REQUIRED WORK = Of the lines in the listing, how many include the string "fait"? Write the number and nothing else.

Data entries

• • •

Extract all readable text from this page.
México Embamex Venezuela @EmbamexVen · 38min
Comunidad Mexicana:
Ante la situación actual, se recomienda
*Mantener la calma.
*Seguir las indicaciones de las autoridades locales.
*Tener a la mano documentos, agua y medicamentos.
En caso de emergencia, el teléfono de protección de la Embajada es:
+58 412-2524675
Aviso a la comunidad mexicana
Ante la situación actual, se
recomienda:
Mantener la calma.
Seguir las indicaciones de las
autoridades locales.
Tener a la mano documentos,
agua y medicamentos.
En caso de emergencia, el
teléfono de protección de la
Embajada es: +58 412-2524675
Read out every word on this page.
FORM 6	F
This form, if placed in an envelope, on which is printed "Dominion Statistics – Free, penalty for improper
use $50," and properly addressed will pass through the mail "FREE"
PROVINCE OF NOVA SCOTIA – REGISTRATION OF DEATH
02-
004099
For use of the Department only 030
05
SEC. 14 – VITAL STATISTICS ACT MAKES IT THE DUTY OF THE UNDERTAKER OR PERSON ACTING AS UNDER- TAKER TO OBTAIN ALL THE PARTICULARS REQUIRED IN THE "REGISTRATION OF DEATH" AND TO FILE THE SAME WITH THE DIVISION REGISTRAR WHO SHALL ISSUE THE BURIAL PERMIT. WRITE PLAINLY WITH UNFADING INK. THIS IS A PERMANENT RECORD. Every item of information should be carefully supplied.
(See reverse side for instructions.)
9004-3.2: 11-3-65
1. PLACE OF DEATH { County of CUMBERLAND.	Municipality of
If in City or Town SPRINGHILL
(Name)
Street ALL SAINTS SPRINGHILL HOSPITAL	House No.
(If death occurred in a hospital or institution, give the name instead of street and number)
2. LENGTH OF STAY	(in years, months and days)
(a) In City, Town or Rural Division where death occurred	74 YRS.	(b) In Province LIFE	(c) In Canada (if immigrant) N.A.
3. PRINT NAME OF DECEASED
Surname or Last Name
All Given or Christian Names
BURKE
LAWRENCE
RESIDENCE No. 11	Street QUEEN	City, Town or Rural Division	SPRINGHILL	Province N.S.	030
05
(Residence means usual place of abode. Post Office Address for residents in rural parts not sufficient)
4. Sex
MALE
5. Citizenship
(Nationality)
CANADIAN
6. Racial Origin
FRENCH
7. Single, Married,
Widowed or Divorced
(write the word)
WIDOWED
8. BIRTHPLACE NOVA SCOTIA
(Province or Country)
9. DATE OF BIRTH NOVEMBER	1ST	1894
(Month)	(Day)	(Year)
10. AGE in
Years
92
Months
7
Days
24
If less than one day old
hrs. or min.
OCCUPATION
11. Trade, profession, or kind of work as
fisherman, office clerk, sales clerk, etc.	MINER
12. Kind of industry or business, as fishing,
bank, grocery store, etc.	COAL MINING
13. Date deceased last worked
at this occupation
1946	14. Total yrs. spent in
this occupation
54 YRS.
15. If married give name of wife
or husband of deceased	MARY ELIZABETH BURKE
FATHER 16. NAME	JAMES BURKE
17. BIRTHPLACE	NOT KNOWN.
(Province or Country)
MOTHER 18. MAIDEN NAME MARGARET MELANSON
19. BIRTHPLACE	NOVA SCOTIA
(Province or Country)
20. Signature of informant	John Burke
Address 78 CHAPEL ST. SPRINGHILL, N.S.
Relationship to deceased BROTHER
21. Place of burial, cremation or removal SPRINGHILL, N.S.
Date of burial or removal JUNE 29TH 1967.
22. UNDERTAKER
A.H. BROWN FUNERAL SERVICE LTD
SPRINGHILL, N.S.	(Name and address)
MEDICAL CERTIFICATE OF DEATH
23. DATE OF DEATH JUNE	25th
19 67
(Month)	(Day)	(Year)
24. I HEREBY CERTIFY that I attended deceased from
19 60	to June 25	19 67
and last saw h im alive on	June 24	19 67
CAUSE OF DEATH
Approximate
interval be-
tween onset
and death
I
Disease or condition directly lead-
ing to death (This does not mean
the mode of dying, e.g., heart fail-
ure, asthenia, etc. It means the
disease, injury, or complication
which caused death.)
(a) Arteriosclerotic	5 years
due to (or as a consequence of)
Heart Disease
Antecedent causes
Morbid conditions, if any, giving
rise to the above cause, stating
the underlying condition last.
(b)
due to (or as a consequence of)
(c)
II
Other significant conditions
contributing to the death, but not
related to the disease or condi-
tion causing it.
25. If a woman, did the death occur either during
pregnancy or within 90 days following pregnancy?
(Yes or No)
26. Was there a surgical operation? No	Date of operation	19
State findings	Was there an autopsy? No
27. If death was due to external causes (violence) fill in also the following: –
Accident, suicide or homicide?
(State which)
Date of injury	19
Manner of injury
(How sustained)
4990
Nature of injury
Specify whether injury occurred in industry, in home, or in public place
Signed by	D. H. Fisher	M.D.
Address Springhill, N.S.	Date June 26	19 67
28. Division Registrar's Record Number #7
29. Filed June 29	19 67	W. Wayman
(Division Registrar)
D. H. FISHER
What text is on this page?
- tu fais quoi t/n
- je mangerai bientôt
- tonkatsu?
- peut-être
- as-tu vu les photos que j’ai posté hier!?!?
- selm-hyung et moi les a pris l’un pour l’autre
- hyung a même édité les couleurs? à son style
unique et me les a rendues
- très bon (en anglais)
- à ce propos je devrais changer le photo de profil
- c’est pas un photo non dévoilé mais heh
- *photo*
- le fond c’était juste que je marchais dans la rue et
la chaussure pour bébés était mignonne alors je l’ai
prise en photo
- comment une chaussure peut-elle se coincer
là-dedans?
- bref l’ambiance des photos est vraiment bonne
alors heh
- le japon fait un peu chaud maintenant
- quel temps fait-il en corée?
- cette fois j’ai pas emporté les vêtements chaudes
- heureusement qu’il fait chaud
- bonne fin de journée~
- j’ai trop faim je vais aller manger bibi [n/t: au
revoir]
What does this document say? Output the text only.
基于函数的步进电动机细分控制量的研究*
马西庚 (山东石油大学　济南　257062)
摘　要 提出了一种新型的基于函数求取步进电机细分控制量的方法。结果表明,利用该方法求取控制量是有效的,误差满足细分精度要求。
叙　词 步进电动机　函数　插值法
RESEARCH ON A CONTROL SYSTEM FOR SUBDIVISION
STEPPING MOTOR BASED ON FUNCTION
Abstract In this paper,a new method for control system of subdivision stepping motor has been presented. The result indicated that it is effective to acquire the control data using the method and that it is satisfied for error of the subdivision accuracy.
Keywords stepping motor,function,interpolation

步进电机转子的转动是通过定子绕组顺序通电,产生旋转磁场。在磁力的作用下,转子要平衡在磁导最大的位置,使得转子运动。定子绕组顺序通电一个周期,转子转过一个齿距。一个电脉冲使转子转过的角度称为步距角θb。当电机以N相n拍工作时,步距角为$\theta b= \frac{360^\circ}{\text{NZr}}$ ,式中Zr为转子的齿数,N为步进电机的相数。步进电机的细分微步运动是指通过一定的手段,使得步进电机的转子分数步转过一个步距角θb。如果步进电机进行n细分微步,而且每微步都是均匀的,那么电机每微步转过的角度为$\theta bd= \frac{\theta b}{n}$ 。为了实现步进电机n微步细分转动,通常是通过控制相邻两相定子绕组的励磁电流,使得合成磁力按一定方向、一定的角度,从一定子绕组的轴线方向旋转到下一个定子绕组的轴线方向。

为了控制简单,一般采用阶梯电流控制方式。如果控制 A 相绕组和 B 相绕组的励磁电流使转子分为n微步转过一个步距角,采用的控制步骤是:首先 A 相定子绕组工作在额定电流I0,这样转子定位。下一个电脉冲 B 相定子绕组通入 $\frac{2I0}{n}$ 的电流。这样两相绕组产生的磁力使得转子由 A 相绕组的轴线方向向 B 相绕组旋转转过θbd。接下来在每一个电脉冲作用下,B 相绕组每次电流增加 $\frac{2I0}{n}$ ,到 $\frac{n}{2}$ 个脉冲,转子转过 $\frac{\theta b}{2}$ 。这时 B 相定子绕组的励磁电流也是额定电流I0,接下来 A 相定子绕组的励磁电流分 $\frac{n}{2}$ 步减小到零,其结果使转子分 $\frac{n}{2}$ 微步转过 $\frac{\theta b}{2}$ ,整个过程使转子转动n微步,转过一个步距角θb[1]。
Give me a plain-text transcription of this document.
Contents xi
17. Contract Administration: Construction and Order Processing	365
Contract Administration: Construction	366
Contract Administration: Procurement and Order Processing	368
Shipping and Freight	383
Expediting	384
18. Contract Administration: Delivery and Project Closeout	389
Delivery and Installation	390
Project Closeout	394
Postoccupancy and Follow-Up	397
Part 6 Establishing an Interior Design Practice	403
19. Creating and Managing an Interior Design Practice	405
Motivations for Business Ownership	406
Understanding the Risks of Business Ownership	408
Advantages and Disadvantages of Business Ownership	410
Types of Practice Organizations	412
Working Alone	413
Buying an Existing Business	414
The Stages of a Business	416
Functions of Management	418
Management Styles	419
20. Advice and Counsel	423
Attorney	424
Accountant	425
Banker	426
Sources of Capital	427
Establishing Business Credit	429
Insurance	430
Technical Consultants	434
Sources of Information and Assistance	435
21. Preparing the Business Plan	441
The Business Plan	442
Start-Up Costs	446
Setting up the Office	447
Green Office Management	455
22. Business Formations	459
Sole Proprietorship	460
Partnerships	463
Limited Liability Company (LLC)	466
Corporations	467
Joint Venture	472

• • •

ANSWER TO THIS EXERCISE = 3